> _TASK_
Copy out all lines that hold "следующие".

# start of EXTRACTED INFORMATION

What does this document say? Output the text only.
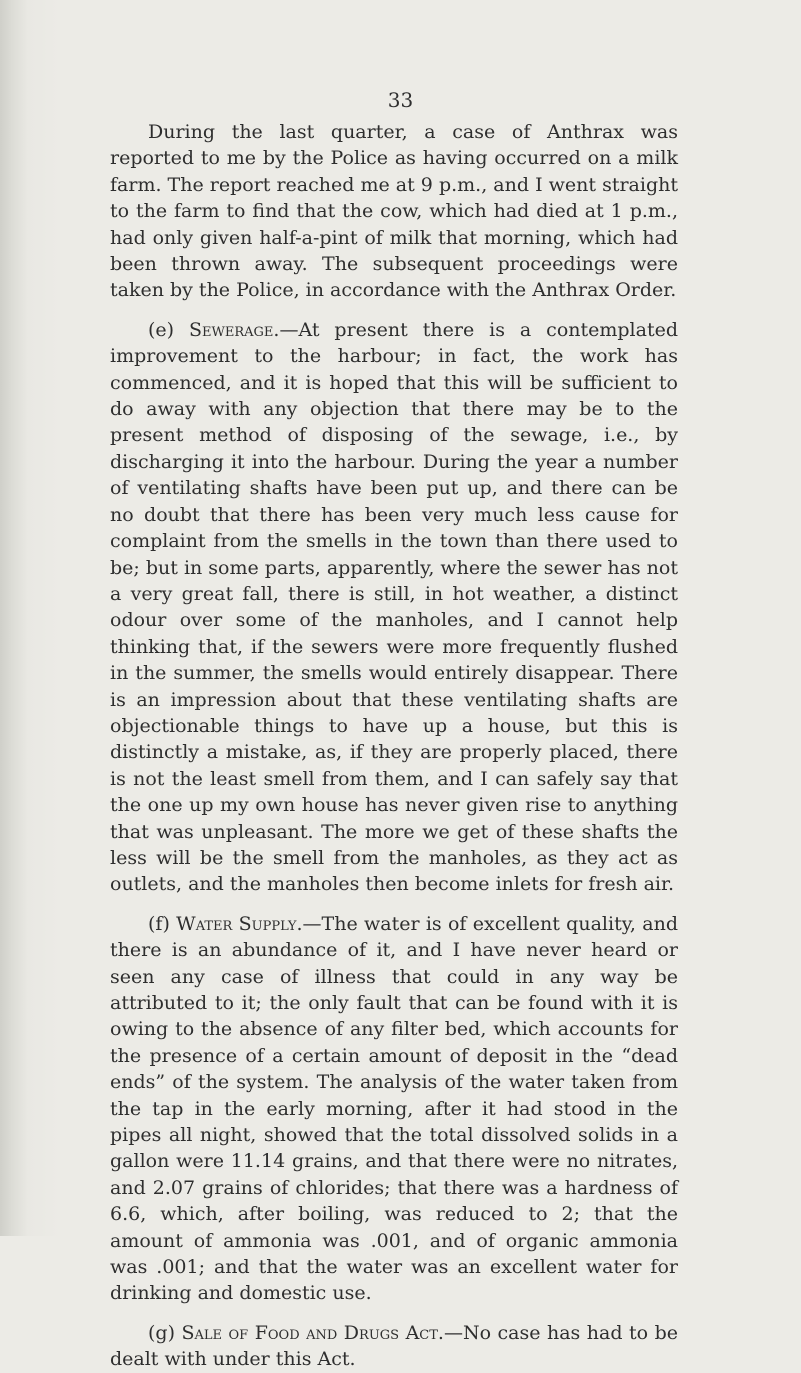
33

During the last quarter, a case of Anthrax was reported to me by the Police as having occurred on a milk farm. The report reached me at 9 p.m., and I went straight to the farm to find that the cow, which had died at 1 p.m., had only given half-a-pint of milk that morning, which had been thrown away. The subsequent proceedings were taken by the Police, in accordance with the Anthrax Order.

(e) Sewerage.—At present there is a contemplated improvement to the harbour; in fact, the work has commenced, and it is hoped that this will be sufficient to do away with any objection that there may be to the present method of disposing of the sewage, i.e., by discharging it into the harbour. During the year a number of ventilating shafts have been put up, and there can be no doubt that there has been very much less cause for complaint from the smells in the town than there used to be; but in some parts, apparently, where the sewer has not a very great fall, there is still, in hot weather, a distinct odour over some of the manholes, and I cannot help thinking that, if the sewers were more frequently flushed in the summer, the smells would entirely disappear. There is an impression about that these ventilating shafts are objectionable things to have up a house, but this is distinctly a mistake, as, if they are properly placed, there is not the least smell from them, and I can safely say that the one up my own house has never given rise to anything that was unpleasant. The more we get of these shafts the less will be the smell from the manholes, as they act as outlets, and the manholes then become inlets for fresh air.

(f) Water Supply.—The water is of excellent quality, and there is an abundance of it, and I have never heard or seen any case of illness that could in any way be attributed to it; the only fault that can be found with it is owing to the absence of any filter bed, which accounts for the presence of a certain amount of deposit in the “dead ends” of the system. The analysis of the water taken from the tap in the early morning, after it had stood in the pipes all night, showed that the total dissolved solids in a gallon were 11.14 grains, and that there were no nitrates, and 2.07 grains of chlorides; that there was a hardness of 6.6, which, after boiling, was reduced to 2; that the amount of ammonia was .001, and of organic ammonia was .001; and that the water was an excellent water for drinking and domestic use.

(g) Sale of Food and Drugs Act.—No case has had to be dealt with under this Act.
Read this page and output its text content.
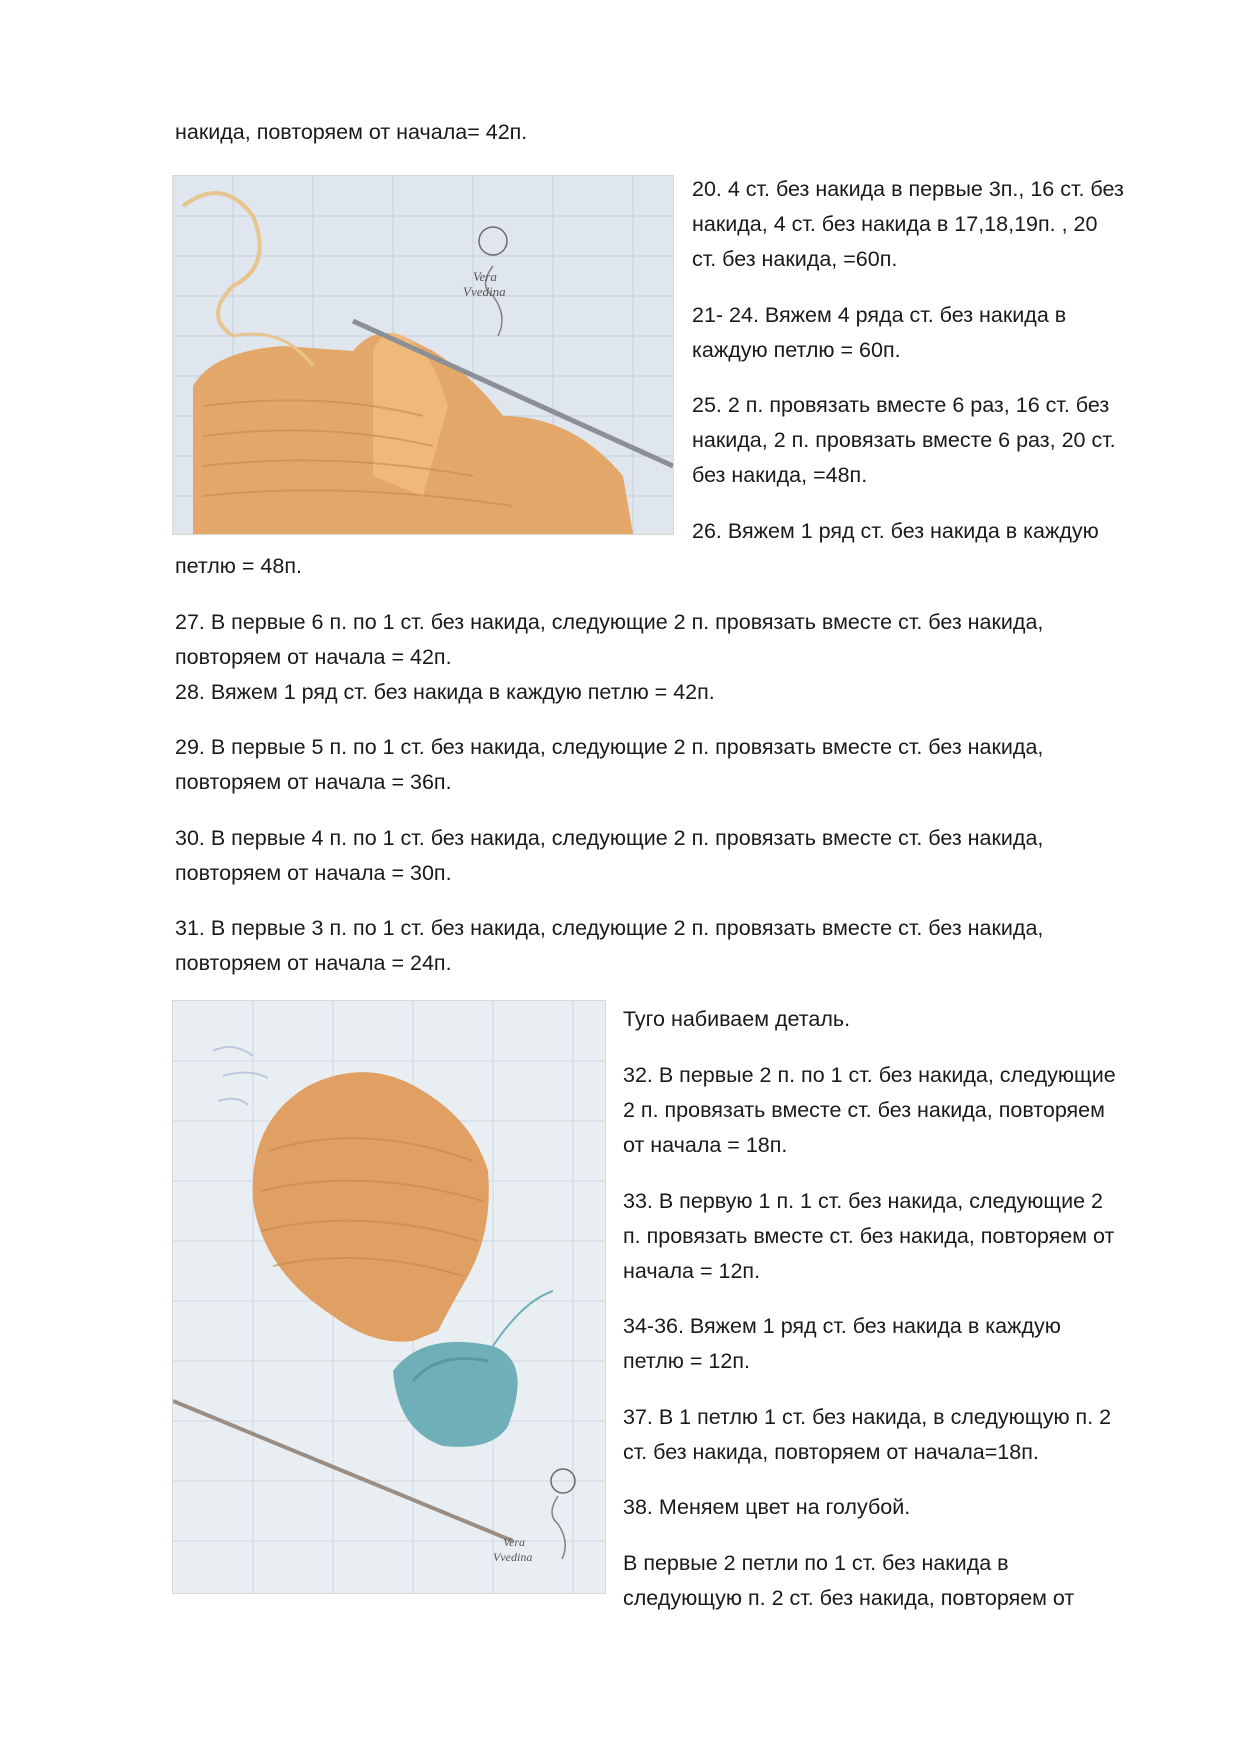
накида, повторяем от начала= 42п.

Vera
Vvedina

20. 4 ст. без накида в первые 3п., 16 ст. без

накида, 4 ст. без накида в 17,18,19п. , 20

ст. без накида, =60п.

21- 24. Вяжем 4 ряда ст. без накида в

каждую петлю = 60п.

25. 2 п. провязать вместе 6 раз, 16 ст. без

накида, 2 п. провязать вместе 6 раз, 20 ст.

без накида, =48п.

26. Вяжем 1 ряд ст. без накида в каждую

петлю = 48п.

27. В первые 6 п. по 1 ст. без накида, следующие 2 п. провязать вместе ст. без накида,

повторяем от начала = 42п.

28. Вяжем 1 ряд ст. без накида в каждую петлю = 42п.

29. В первые 5 п. по 1 ст. без накида, следующие 2 п. провязать вместе ст. без накида,

повторяем от начала = 36п.

30. В первые 4 п. по 1 ст. без накида, следующие 2 п. провязать вместе ст. без накида,

повторяем от начала = 30п.

31. В первые 3 п. по 1 ст. без накида, следующие 2 п. провязать вместе ст. без накида,

повторяем от начала = 24п.

Vera
Vvedina

Туго набиваем деталь.

32. В первые 2 п. по 1 ст. без накида, следующие

2 п. провязать вместе ст. без накида, повторяем

от начала = 18п.

33. В первую 1 п. 1 ст. без накида, следующие 2

п. провязать вместе ст. без накида, повторяем от

начала = 12п.

34-36. Вяжем 1 ряд ст. без накида в каждую

петлю = 12п.

37. В 1 петлю 1 ст. без накида, в следующую п. 2

ст. без накида, повторяем от начала=18п.

38. Меняем цвет на голубой.

В первые 2 петли по 1 ст. без накида в

следующую п. 2 ст. без накида, повторяем от
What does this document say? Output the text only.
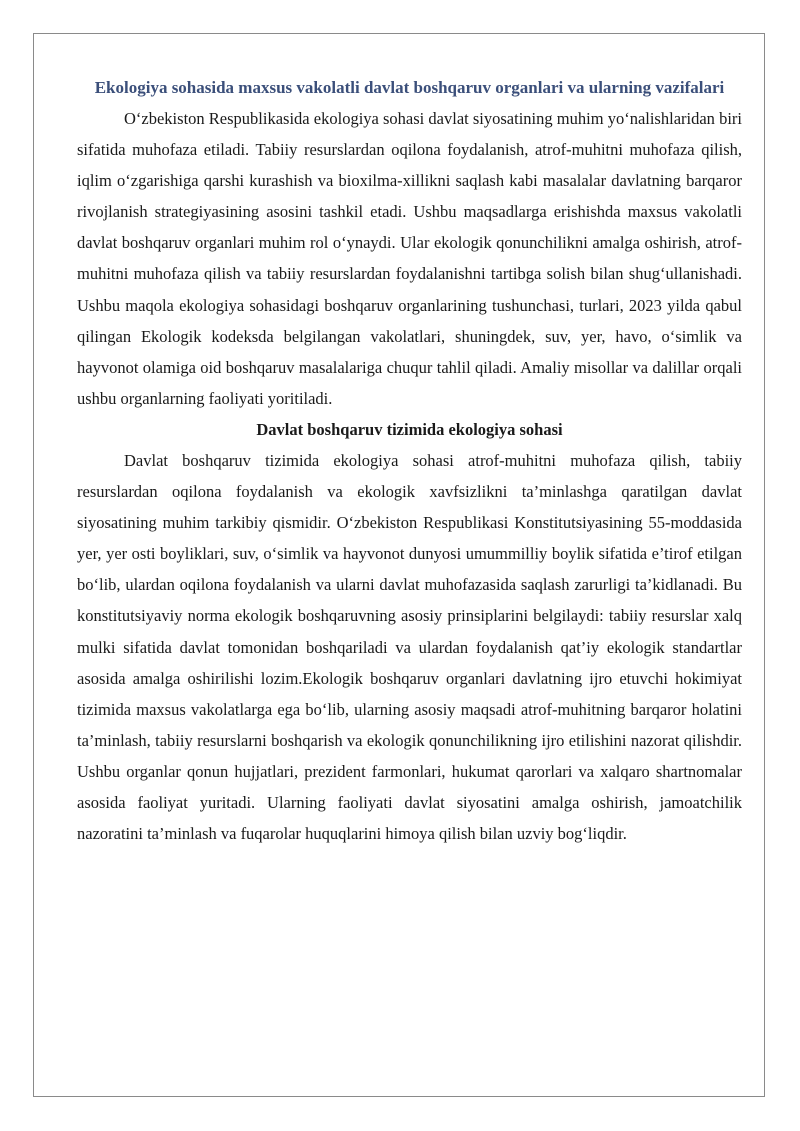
Ekologiya sohasida maxsus vakolatli davlat boshqaruv organlari va ularning vazifalari

O‘zbekiston Respublikasida ekologiya sohasi davlat siyosatining muhim yo‘nalishlaridan biri sifatida muhofaza etiladi. Tabiiy resurslardan oqilona foydalanish, atrof-muhitni muhofaza qilish, iqlim o‘zgarishiga qarshi kurashish va bioxilma-xillikni saqlash kabi masalalar davlatning barqaror rivojlanish strategiyasining asosini tashkil etadi. Ushbu maqsadlarga erishishda maxsus vakolatli davlat boshqaruv organlari muhim rol o‘ynaydi. Ular ekologik qonunchilikni amalga oshirish, atrof-muhitni muhofaza qilish va tabiiy resurslardan foydalanishni tartibga solish bilan shug‘ullanishadi. Ushbu maqola ekologiya sohasidagi boshqaruv organlarining tushunchasi, turlari, 2023 yilda qabul qilingan Ekologik kodeksda belgilangan vakolatlari, shuningdek, suv, yer, havo, o‘simlik va hayvonot olamiga oid boshqaruv masalalariga chuqur tahlil qiladi. Amaliy misollar va dalillar orqali ushbu organlarning faoliyati yoritiladi.

Davlat boshqaruv tizimida ekologiya sohasi

Davlat boshqaruv tizimida ekologiya sohasi atrof-muhitni muhofaza qilish, tabiiy resurslardan oqilona foydalanish va ekologik xavfsizlikni ta’minlashga qaratilgan davlat siyosatining muhim tarkibiy qismidir. O‘zbekiston Respublikasi Konstitutsiyasining 55-moddasida yer, yer osti boyliklari, suv, o‘simlik va hayvonot dunyosi umummilliy boylik sifatida e’tirof etilgan bo‘lib, ulardan oqilona foydalanish va ularni davlat muhofazasida saqlash zarurligi ta’kidlanadi. Bu konstitutsiyaviy norma ekologik boshqaruvning asosiy prinsiplarini belgilaydi: tabiiy resurslar xalq mulki sifatida davlat tomonidan boshqariladi va ulardan foydalanish qat’iy ekologik standartlar asosida amalga oshirilishi lozim.Ekologik boshqaruv organlari davlatning ijro etuvchi hokimiyat tizimida maxsus vakolatlarga ega bo‘lib, ularning asosiy maqsadi atrof-muhitning barqaror holatini ta’minlash, tabiiy resurslarni boshqarish va ekologik qonunchilikning ijro etilishini nazorat qilishdir. Ushbu organlar qonun hujjatlari, prezident farmonlari, hukumat qarorlari va xalqaro shartnomalar asosida faoliyat yuritadi. Ularning faoliyati davlat siyosatini amalga oshirish, jamoatchilik nazoratini ta’minlash va fuqarolar huquqlarini himoya qilish bilan uzviy bog‘liqdir.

# end of EXTRACTED INFORMATION

> _TASK RESPONSE_
27. В первые 6 п. по 1 ст. без накида, следующие 2 п. провязать вместе ст. без накида,
29. В первые 5 п. по 1 ст. без накида, следующие 2 п. провязать вместе ст. без накида,
30. В первые 4 п. по 1 ст. без накида, следующие 2 п. провязать вместе ст. без накида,
31. В первые 3 п. по 1 ст. без накида, следующие 2 п. провязать вместе ст. без накида,
32. В первые 2 п. по 1 ст. без накида, следующие
33. В первую 1 п. 1 ст. без накида, следующие 2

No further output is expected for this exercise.